AIM =
Please reproduce every record, keeping each one exactly as written.

PROVIDED RECORDS =
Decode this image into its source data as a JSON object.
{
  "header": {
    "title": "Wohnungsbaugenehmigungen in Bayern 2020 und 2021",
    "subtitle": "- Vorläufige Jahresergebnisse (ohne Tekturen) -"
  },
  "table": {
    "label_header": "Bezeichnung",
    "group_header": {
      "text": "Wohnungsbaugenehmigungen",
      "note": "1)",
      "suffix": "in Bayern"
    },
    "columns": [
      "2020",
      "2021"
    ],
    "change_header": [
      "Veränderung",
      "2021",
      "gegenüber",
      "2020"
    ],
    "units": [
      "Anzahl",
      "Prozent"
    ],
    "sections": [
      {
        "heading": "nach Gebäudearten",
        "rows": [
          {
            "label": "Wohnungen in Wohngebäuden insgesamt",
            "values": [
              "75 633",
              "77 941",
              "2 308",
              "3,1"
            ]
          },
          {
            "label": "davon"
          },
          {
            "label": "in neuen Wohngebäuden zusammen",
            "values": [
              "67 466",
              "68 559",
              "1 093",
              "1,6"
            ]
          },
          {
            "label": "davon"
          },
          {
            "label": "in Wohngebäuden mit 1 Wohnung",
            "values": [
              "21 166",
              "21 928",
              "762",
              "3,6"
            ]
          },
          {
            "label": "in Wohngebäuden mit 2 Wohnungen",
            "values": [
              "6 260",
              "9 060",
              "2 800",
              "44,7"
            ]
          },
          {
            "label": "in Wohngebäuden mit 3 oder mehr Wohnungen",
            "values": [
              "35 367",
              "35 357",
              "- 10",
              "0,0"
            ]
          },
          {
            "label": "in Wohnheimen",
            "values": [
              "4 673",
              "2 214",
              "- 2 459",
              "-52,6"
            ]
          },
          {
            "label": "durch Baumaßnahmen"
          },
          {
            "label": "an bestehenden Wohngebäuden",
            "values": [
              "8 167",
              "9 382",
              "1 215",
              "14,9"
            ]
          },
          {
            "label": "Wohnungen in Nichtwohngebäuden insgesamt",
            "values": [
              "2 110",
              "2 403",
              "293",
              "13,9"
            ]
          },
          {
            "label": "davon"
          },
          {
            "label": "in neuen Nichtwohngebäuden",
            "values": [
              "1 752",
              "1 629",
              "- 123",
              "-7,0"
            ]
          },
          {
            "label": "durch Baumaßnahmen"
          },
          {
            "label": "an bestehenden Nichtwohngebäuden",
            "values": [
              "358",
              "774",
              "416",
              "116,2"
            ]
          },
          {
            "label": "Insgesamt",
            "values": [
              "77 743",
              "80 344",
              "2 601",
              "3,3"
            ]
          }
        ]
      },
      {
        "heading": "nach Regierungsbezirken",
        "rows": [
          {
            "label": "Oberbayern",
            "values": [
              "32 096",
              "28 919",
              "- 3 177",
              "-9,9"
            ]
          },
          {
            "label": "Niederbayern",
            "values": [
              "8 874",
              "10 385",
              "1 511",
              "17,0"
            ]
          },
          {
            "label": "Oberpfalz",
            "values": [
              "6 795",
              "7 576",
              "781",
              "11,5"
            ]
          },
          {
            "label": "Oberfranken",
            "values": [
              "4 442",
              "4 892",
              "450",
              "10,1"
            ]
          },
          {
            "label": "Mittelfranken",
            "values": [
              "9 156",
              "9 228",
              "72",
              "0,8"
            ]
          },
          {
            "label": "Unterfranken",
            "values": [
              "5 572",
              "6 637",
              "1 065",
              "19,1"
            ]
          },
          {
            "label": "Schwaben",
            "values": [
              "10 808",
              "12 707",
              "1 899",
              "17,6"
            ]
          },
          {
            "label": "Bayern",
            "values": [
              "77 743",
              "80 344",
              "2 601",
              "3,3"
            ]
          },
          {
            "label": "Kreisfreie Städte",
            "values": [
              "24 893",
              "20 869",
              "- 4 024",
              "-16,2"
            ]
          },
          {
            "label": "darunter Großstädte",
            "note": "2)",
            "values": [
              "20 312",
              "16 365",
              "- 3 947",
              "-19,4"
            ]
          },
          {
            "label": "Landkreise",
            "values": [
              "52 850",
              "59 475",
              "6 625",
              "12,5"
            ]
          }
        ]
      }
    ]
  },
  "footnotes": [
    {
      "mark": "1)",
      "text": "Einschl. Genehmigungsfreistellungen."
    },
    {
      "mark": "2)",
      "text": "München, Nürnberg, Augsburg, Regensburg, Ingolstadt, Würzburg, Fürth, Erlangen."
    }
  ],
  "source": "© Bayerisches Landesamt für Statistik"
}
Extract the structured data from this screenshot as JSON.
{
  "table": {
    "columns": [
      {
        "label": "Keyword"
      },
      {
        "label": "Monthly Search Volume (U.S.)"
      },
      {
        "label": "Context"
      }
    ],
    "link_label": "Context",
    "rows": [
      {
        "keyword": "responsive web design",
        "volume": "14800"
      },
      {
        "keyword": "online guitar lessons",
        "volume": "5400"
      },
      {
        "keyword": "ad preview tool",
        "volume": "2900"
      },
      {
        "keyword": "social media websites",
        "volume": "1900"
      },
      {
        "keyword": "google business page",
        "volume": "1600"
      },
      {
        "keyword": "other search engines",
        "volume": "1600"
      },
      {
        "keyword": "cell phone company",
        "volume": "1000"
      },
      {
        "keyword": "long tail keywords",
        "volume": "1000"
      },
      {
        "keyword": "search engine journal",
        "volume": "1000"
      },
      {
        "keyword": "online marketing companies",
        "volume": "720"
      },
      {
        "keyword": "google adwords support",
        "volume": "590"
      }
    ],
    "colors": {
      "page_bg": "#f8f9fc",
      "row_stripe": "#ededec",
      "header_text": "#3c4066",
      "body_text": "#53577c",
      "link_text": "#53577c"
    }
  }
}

EXERCISE RESULT =
Decode this image into its source data as a JSON object.
{
  "header": {
    "title": "Wohnungsbaugenehmigungen in Bayern 2020 und 2021",
    "subtitle": "- Vorläufige Jahresergebnisse (ohne Tekturen) -"
  },
  "table": {
    "label_header": "Bezeichnung",
    "group_header": {
      "text": "Wohnungsbaugenehmigungen",
      "note": "1)",
      "suffix": "in Bayern"
    },
    "columns": [
      "2020",
      "2021"
    ],
    "change_header": [
      "Veränderung",
      "2021",
      "gegenüber",
      "2020"
    ],
    "units": [
      "Anzahl",
      "Prozent"
    ],
    "sections": [
      {
        "heading": "nach Gebäudearten",
        "rows": [
          {
            "label": "Wohnungen in Wohngebäuden insgesamt",
            "values": [
              "75 633",
              "77 941",
              "2 308",
              "3,1"
            ]
          },
          {
            "label": "davon"
          },
          {
            "label": "in neuen Wohngebäuden zusammen",
            "values": [
              "67 466",
              "68 559",
              "1 093",
              "1,6"
            ]
          },
          {
            "label": "davon"
          },
          {
            "label": "in Wohngebäuden mit 1 Wohnung",
            "values": [
              "21 166",
              "21 928",
              "762",
              "3,6"
            ]
          },
          {
            "label": "in Wohngebäuden mit 2 Wohnungen",
            "values": [
              "6 260",
              "9 060",
              "2 800",
              "44,7"
            ]
          },
          {
            "label": "in Wohngebäuden mit 3 oder mehr Wohnungen",
            "values": [
              "35 367",
              "35 357",
              "- 10",
              "0,0"
            ]
          },
          {
            "label": "in Wohnheimen",
            "values": [
              "4 673",
              "2 214",
              "- 2 459",
              "-52,6"
            ]
          },
          {
            "label": "durch Baumaßnahmen"
          },
          {
            "label": "an bestehenden Wohngebäuden",
            "values": [
              "8 167",
              "9 382",
              "1 215",
              "14,9"
            ]
          },
          {
            "label": "Wohnungen in Nichtwohngebäuden insgesamt",
            "values": [
              "2 110",
              "2 403",
              "293",
              "13,9"
            ]
          },
          {
            "label": "davon"
          },
          {
            "label": "in neuen Nichtwohngebäuden",
            "values": [
              "1 752",
              "1 629",
              "- 123",
              "-7,0"
            ]
          },
          {
            "label": "durch Baumaßnahmen"
          },
          {
            "label": "an bestehenden Nichtwohngebäuden",
            "values": [
              "358",
              "774",
              "416",
              "116,2"
            ]
          },
          {
            "label": "Insgesamt",
            "values": [
              "77 743",
              "80 344",
              "2 601",
              "3,3"
            ]
          }
        ]
      },
      {
        "heading": "nach Regierungsbezirken",
        "rows": [
          {
            "label": "Oberbayern",
            "values": [
              "32 096",
              "28 919",
              "- 3 177",
              "-9,9"
            ]
          },
          {
            "label": "Niederbayern",
            "values": [
              "8 874",
              "10 385",
              "1 511",
              "17,0"
            ]
          },
          {
            "label": "Oberpfalz",
            "values": [
              "6 795",
              "7 576",
              "781",
              "11,5"
            ]
          },
          {
            "label": "Oberfranken",
            "values": [
              "4 442",
              "4 892",
              "450",
              "10,1"
            ]
          },
          {
            "label": "Mittelfranken",
            "values": [
              "9 156",
              "9 228",
              "72",
              "0,8"
            ]
          },
          {
            "label": "Unterfranken",
            "values": [
              "5 572",
              "6 637",
              "1 065",
              "19,1"
            ]
          },
          {
            "label": "Schwaben",
            "values": [
              "10 808",
              "12 707",
              "1 899",
              "17,6"
            ]
          },
          {
            "label": "Bayern",
            "values": [
              "77 743",
              "80 344",
              "2 601",
              "3,3"
            ]
          },
          {
            "label": "Kreisfreie Städte",
            "values": [
              "24 893",
              "20 869",
              "- 4 024",
              "-16,2"
            ]
          },
          {
            "label": "darunter Großstädte",
            "note": "2)",
            "values": [
              "20 312",
              "16 365",
              "- 3 947",
              "-19,4"
            ]
          },
          {
            "label": "Landkreise",
            "values": [
              "52 850",
              "59 475",
              "6 625",
              "12,5"
            ]
          }
        ]
      }
    ]
  },
  "footnotes": [
    {
      "mark": "1)",
      "text": "Einschl. Genehmigungsfreistellungen."
    },
    {
      "mark": "2)",
      "text": "München, Nürnberg, Augsburg, Regensburg, Ingolstadt, Würzburg, Fürth, Erlangen."
    }
  ],
  "source": "© Bayerisches Landesamt für Statistik"
}
Extract the structured data from this screenshot as JSON.
{
  "table": {
    "columns": [
      {
        "label": "Keyword"
      },
      {
        "label": "Monthly Search Volume (U.S.)"
      },
      {
        "label": "Context"
      }
    ],
    "link_label": "Context",
    "rows": [
      {
        "keyword": "responsive web design",
        "volume": "14800"
      },
      {
        "keyword": "online guitar lessons",
        "volume": "5400"
      },
      {
        "keyword": "ad preview tool",
        "volume": "2900"
      },
      {
        "keyword": "social media websites",
        "volume": "1900"
      },
      {
        "keyword": "google business page",
        "volume": "1600"
      },
      {
        "keyword": "other search engines",
        "volume": "1600"
      },
      {
        "keyword": "cell phone company",
        "volume": "1000"
      },
      {
        "keyword": "long tail keywords",
        "volume": "1000"
      },
      {
        "keyword": "search engine journal",
        "volume": "1000"
      },
      {
        "keyword": "online marketing companies",
        "volume": "720"
      },
      {
        "keyword": "google adwords support",
        "volume": "590"
      }
    ],
    "colors": {
      "page_bg": "#f8f9fc",
      "row_stripe": "#ededec",
      "header_text": "#3c4066",
      "body_text": "#53577c",
      "link_text": "#53577c"
    }
  }
}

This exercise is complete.